___ Records to use ___
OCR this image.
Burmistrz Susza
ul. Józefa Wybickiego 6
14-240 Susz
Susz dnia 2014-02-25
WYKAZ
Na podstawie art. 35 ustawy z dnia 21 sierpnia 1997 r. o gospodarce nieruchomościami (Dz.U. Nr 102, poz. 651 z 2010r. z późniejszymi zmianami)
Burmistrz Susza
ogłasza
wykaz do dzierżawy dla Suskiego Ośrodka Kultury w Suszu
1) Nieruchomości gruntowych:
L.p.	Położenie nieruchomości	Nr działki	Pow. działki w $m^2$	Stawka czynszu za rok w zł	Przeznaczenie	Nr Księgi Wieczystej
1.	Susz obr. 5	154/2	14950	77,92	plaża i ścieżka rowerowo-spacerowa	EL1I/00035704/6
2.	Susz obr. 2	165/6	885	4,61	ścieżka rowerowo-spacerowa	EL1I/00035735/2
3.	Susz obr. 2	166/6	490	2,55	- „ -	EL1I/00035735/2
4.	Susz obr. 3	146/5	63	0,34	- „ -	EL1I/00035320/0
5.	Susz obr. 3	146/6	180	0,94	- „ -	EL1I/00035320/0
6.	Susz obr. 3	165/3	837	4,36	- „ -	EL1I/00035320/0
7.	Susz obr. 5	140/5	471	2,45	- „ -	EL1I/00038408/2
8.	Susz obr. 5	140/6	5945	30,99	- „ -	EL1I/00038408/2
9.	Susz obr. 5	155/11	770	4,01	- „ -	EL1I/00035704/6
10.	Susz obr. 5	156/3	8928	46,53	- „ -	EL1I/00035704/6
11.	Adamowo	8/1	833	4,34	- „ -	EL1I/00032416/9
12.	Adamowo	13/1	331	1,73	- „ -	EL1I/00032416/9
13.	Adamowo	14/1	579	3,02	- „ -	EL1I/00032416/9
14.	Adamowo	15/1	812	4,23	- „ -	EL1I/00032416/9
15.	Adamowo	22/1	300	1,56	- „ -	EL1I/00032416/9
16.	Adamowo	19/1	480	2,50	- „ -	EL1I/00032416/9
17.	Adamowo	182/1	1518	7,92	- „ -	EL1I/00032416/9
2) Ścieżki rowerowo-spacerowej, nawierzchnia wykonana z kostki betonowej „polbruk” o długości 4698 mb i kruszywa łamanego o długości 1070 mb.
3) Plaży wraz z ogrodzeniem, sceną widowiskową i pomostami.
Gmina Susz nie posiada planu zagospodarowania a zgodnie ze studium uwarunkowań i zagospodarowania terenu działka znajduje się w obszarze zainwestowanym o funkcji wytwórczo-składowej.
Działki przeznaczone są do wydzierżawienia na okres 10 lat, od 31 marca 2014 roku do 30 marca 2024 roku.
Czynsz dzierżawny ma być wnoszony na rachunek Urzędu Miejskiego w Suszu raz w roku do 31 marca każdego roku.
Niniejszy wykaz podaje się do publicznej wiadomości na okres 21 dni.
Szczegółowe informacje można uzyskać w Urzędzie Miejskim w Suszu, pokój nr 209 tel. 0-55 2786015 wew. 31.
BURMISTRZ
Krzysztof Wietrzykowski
___
* **Goal**
Which lines contain the word "okres"? Copy each of them.

* **Solution for this problem**
Działki przeznaczone są do wydzierżawienia na okres 10 lat, od 31 marca 2014 roku do 30 marca 2024 roku.
Niniejszy wykaz podaje się do publicznej wiadomości na okres 21 dni.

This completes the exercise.